Look through the listing below and report how many lines contain "الاجتماعية", as a bare number.

────────────────────────────────────────

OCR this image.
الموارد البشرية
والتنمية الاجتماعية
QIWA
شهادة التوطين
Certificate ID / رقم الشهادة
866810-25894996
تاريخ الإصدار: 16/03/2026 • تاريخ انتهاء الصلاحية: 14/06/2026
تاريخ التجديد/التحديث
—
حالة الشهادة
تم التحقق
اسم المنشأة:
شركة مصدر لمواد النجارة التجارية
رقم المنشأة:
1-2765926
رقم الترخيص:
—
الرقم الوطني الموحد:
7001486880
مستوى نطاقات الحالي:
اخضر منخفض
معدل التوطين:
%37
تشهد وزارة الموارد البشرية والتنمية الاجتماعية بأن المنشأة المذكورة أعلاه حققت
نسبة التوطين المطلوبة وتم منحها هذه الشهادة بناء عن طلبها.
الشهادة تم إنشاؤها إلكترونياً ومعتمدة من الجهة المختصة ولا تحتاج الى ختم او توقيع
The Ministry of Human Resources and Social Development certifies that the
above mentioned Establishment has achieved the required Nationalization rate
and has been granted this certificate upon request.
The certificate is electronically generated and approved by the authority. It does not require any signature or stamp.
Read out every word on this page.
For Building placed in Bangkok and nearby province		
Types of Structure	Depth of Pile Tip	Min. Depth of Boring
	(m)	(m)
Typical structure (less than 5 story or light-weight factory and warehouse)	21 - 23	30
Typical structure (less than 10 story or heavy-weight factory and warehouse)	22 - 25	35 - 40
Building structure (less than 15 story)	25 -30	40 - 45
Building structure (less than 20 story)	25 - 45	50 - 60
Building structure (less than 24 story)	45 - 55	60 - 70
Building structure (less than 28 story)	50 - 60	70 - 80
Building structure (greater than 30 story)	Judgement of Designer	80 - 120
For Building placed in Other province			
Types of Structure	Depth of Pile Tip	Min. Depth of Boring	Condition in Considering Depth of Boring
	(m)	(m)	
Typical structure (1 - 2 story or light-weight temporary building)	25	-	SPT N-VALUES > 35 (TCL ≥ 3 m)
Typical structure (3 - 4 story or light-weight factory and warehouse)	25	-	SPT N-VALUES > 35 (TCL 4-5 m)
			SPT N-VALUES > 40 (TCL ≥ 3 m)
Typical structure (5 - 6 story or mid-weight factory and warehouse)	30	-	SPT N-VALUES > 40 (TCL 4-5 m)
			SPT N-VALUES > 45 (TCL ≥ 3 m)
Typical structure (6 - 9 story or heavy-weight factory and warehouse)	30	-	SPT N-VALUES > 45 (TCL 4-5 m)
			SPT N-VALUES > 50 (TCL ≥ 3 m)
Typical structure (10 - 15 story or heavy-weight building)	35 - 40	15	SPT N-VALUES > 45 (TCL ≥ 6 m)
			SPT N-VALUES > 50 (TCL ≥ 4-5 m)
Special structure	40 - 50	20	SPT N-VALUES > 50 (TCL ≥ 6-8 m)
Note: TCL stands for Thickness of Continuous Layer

────────────────────────────────────────

* _THE COMPLETED TASK_:
2